## PROVIDED RECORDS:

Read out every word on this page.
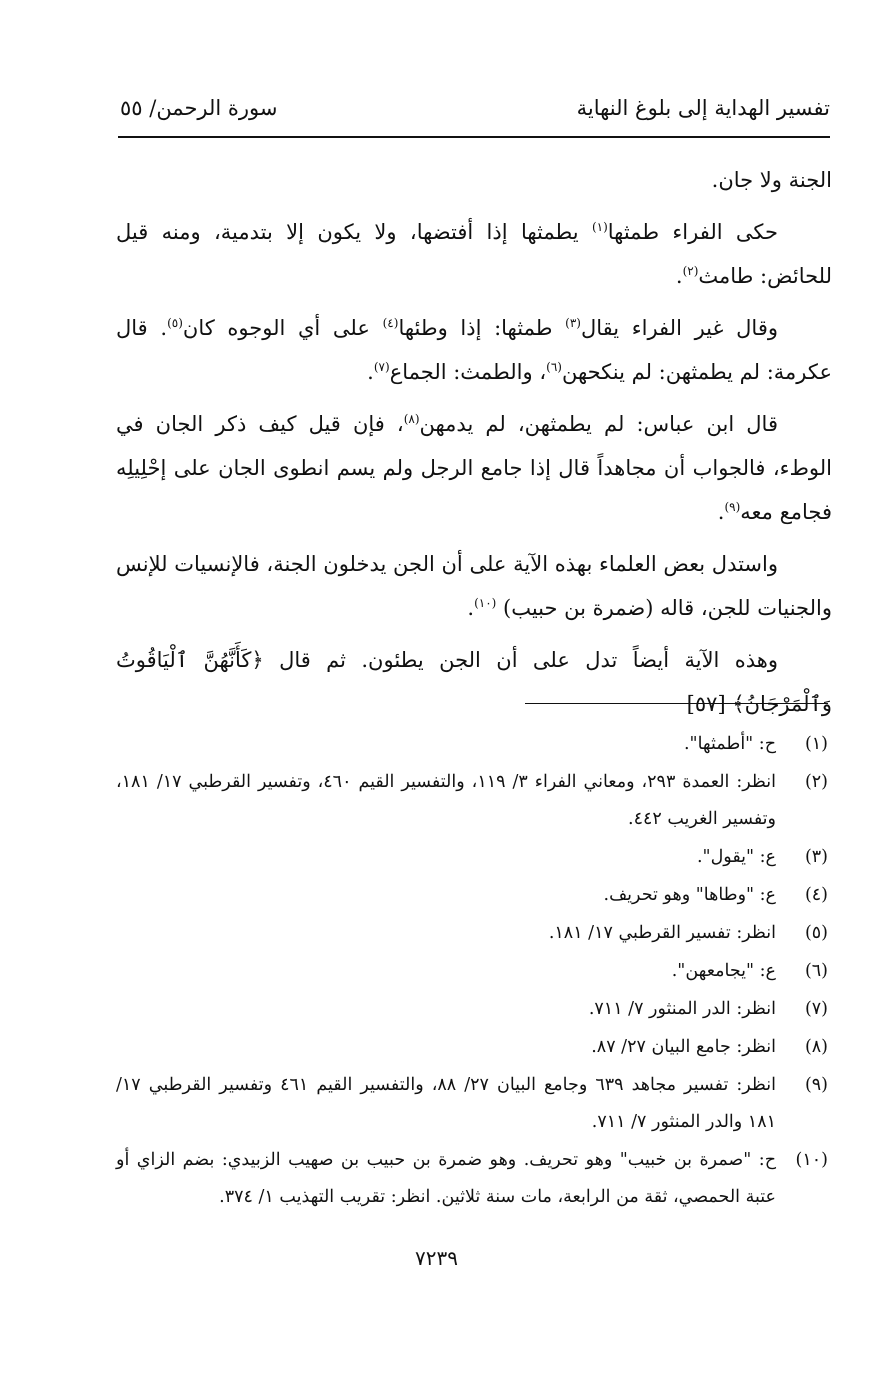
تفسير الهداية إلى بلوغ النهاية
سورة الرحمن/ ٥٥

الجنة ولا جان.

حكى الفراء طمثها$^{(١)}$ يطمثها إذا أفتضها، ولا يكون إلا بتدمية، ومنه قيل للحائض: طامث$^{(٢)}$.

وقال غير الفراء يقال$^{(٣)}$ طمثها: إذا وطئها$^{(٤)}$ على أي الوجوه كان$^{(٥)}$. قال عكرمة: لم يطمثهن: لم ينكحهن$^{(٦)}$، والطمث: الجماع$^{(٧)}$.

قال ابن عباس: لم يطمثهن، لم يدمهن$^{(٨)}$، فإن قيل كيف ذكر الجان في الوطء، فالجواب أن مجاهداً قال إذا جامع الرجل ولم يسم انطوى الجان على إحْلِيلِه فجامع معه$^{(٩)}$.

واستدل بعض العلماء بهذه الآية على أن الجن يدخلون الجنة، فالإنسيات للإنس والجنيات للجن، قاله (ضمرة بن حبيب) $^{(١٠)}$.

وهذه الآية أيضاً تدل على أن الجن يطئون. ثم قال ﴿كَأَنَّهُنَّ ٱلْيَاقُوتُ وَٱلْمَرْجَانُ﴾ [٥٧]

(١)
ح: "أطمثها".
(٢)
انظر: العمدة ٢٩٣، ومعاني الفراء ٣/ ١١٩، والتفسير القيم ٤٦٠، وتفسير القرطبي ١٧/ ١٨١، وتفسير الغريب ٤٤٢.
(٣)
ع: "يقول".
(٤)
ع: "وطاها" وهو تحريف.
(٥)
انظر: تفسير القرطبي ١٧/ ١٨١.
(٦)
ع: "يجامعهن".
(٧)
انظر: الدر المنثور ٧/ ٧١١.
(٨)
انظر: جامع البيان ٢٧/ ٨٧.
(٩)
انظر: تفسير مجاهد ٦٣٩ وجامع البيان ٢٧/ ٨٨، والتفسير القيم ٤٦١ وتفسير القرطبي ١٧/ ١٨١ والدر المنثور ٧/ ٧١١.
(١٠)
ح: "صمرة بن خبيب" وهو تحريف. وهو ضمرة بن حبيب بن صهيب الزبيدي: بضم الزاي أو عتبة الحمصي، ثقة من الرابعة، مات سنة ثلاثين. انظر: تقريب التهذيب ١/ ٣٧٤.
٧٢٣٩
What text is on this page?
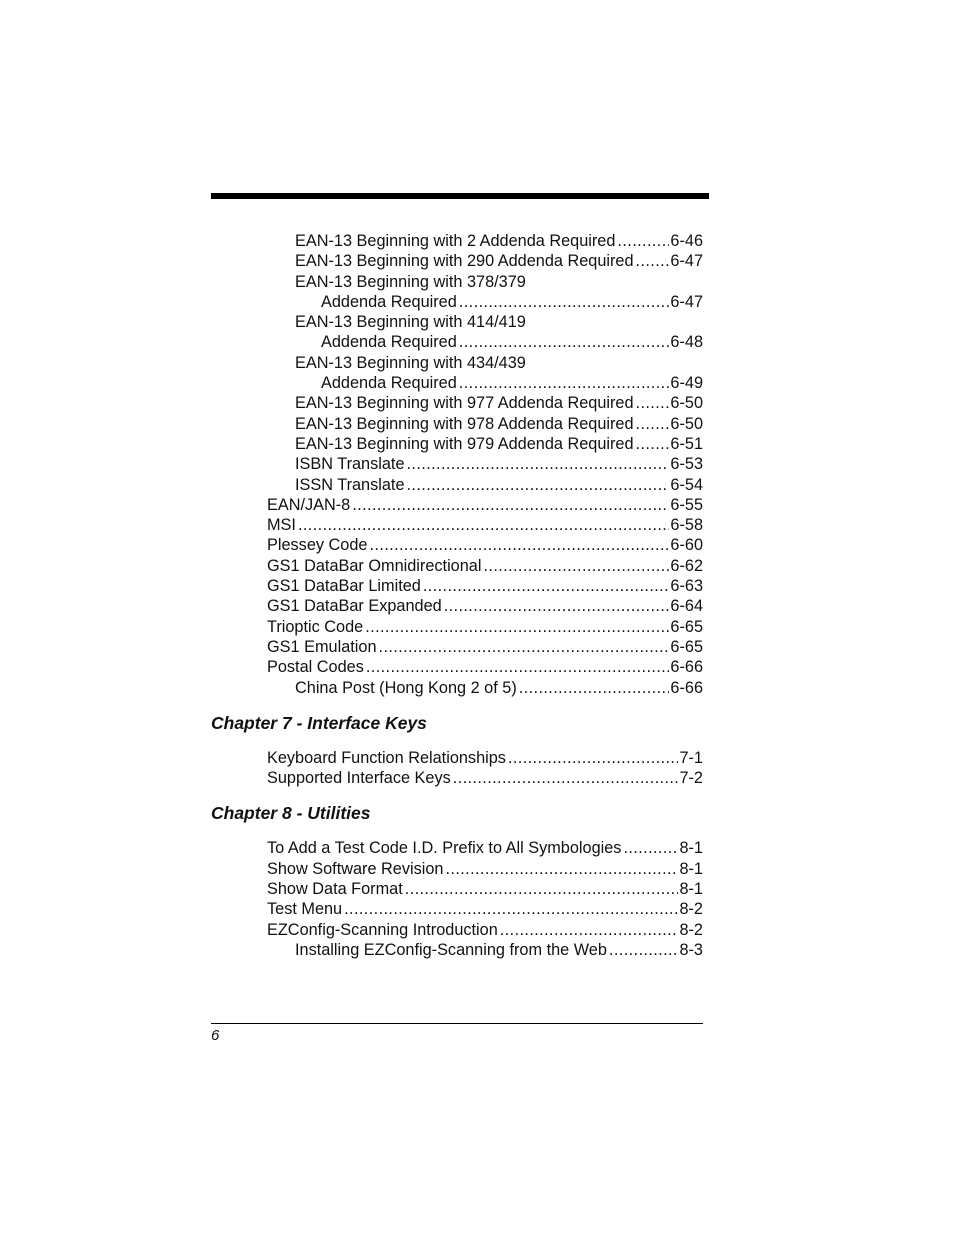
EAN-13 Beginning with 2 Addenda Required .....	6-46
EAN-13 Beginning with 290 Addenda Required ..... 6-47
EAN-13 Beginning with 378/379
Addenda Required .....	6-47
EAN-13 Beginning with 414/419
Addenda Required .....	6-48
EAN-13 Beginning with 434/439
Addenda Required .....	6-49
EAN-13 Beginning with 977 Addenda Required ..... 6-50
EAN-13 Beginning with 978 Addenda Required ..... 6-50
EAN-13 Beginning with 979 Addenda Required ..... 6-51
ISBN Translate .....	6-53
ISSN Translate .....	6-54
EAN/JAN-8 .....	6-55
MSI .....	6-58
Plessey Code .....	6-60
GS1 DataBar Omnidirectional .....	6-62
GS1 DataBar Limited .....	6-63
GS1 DataBar Expanded .....	6-64
Trioptic Code .....	6-65
GS1 Emulation .....	6-65
Postal Codes .....	6-66
China Post (Hong Kong 2 of 5) .....	6-66
Chapter 7 - Interface Keys
Keyboard Function Relationships .....	7-1
Supported Interface Keys .....	7-2
Chapter 8 - Utilities
To Add a Test Code I.D. Prefix to All Symbologies .....	8-1
Show Software Revision .....	8-1
Show Data Format .....	8-1
Test Menu .....	8-2
EZConfig-Scanning Introduction .....	8-2
Installing EZConfig-Scanning from the Web .....	8-3
6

## SHORT EXERCISE:
Pull every line containing "Keys" out of the data above.

## OUTPUT OF THE TASK:
Chapter 7 - Interface Keys
Supported Interface Keys .....	7-2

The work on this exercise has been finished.